_GOAL_: Leave out the pictures and repeat every record exactly.

_DATA FOR PROCESSING_:
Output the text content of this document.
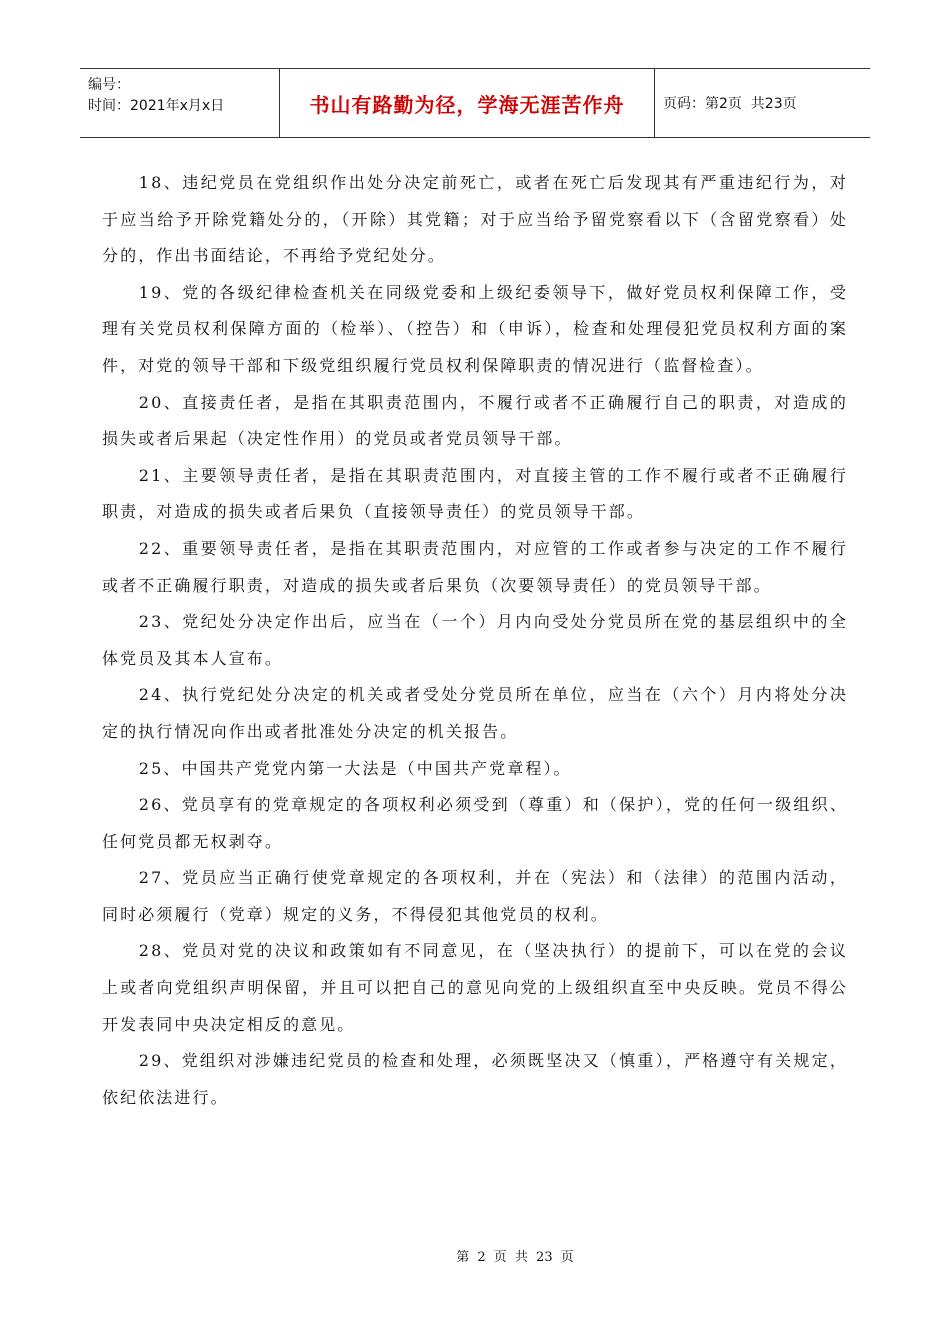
编号：
时间：2021年x月x日	书山有路勤为径，学海无涯苦作舟	页码：第2页  共23页

18、违纪党员在党组织作出处分决定前死亡，或者在死亡后发现其有严重违纪行为，对于应当给予开除党籍处分的，（开除）其党籍；对于应当给予留党察看以下（含留党察看）处分的，作出书面结论，不再给予党纪处分。

19、党的各级纪律检查机关在同级党委和上级纪委领导下，做好党员权利保障工作，受理有关党员权利保障方面的（检举）、（控告）和（申诉），检查和处理侵犯党员权利方面的案件，对党的领导干部和下级党组织履行党员权利保障职责的情况进行（监督检查）。

20、直接责任者，是指在其职责范围内，不履行或者不正确履行自己的职责，对造成的损失或者后果起（决定性作用）的党员或者党员领导干部。

21、主要领导责任者，是指在其职责范围内，对直接主管的工作不履行或者不正确履行职责，对造成的损失或者后果负（直接领导责任）的党员领导干部。

22、重要领导责任者，是指在其职责范围内，对应管的工作或者参与决定的工作不履行或者不正确履行职责，对造成的损失或者后果负（次要领导责任）的党员领导干部。

23、党纪处分决定作出后，应当在（一个）月内向受处分党员所在党的基层组织中的全体党员及其本人宣布。

24、执行党纪处分决定的机关或者受处分党员所在单位，应当在（六个）月内将处分决定的执行情况向作出或者批准处分决定的机关报告。

25、中国共产党党内第一大法是（中国共产党章程）。

26、党员享有的党章规定的各项权利必须受到（尊重）和（保护），党的任何一级组织、任何党员都无权剥夺。

27、党员应当正确行使党章规定的各项权利，并在（宪法）和（法律）的范围内活动，同时必须履行（党章）规定的义务，不得侵犯其他党员的权利。

28、党员对党的决议和政策如有不同意见，在（坚决执行）的提前下，可以在党的会议上或者向党组织声明保留，并且可以把自己的意见向党的上级组织直至中央反映。党员不得公开发表同中央决定相反的意见。

29、党组织对涉嫌违纪党员的检查和处理，必须既坚决又（慎重），严格遵守有关规定，依纪依法进行。

第 2 页 共 23 页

_TASK ANSWER_:
Output the text content of this document.
编号：
时间：2021年x月x日	书山有路勤为径，学海无涯苦作舟	页码：第2页  共23页

18、违纪党员在党组织作出处分决定前死亡，或者在死亡后发现其有严重违纪行为，对于应当给予开除党籍处分的，（开除）其党籍；对于应当给予留党察看以下（含留党察看）处分的，作出书面结论，不再给予党纪处分。

19、党的各级纪律检查机关在同级党委和上级纪委领导下，做好党员权利保障工作，受理有关党员权利保障方面的（检举）、（控告）和（申诉），检查和处理侵犯党员权利方面的案件，对党的领导干部和下级党组织履行党员权利保障职责的情况进行（监督检查）。

20、直接责任者，是指在其职责范围内，不履行或者不正确履行自己的职责，对造成的损失或者后果起（决定性作用）的党员或者党员领导干部。

21、主要领导责任者，是指在其职责范围内，对直接主管的工作不履行或者不正确履行职责，对造成的损失或者后果负（直接领导责任）的党员领导干部。

22、重要领导责任者，是指在其职责范围内，对应管的工作或者参与决定的工作不履行或者不正确履行职责，对造成的损失或者后果负（次要领导责任）的党员领导干部。

23、党纪处分决定作出后，应当在（一个）月内向受处分党员所在党的基层组织中的全体党员及其本人宣布。

24、执行党纪处分决定的机关或者受处分党员所在单位，应当在（六个）月内将处分决定的执行情况向作出或者批准处分决定的机关报告。

25、中国共产党党内第一大法是（中国共产党章程）。

26、党员享有的党章规定的各项权利必须受到（尊重）和（保护），党的任何一级组织、任何党员都无权剥夺。

27、党员应当正确行使党章规定的各项权利，并在（宪法）和（法律）的范围内活动，同时必须履行（党章）规定的义务，不得侵犯其他党员的权利。

28、党员对党的决议和政策如有不同意见，在（坚决执行）的提前下，可以在党的会议上或者向党组织声明保留，并且可以把自己的意见向党的上级组织直至中央反映。党员不得公开发表同中央决定相反的意见。

29、党组织对涉嫌违纪党员的检查和处理，必须既坚决又（慎重），严格遵守有关规定，依纪依法进行。

第 2 页 共 23 页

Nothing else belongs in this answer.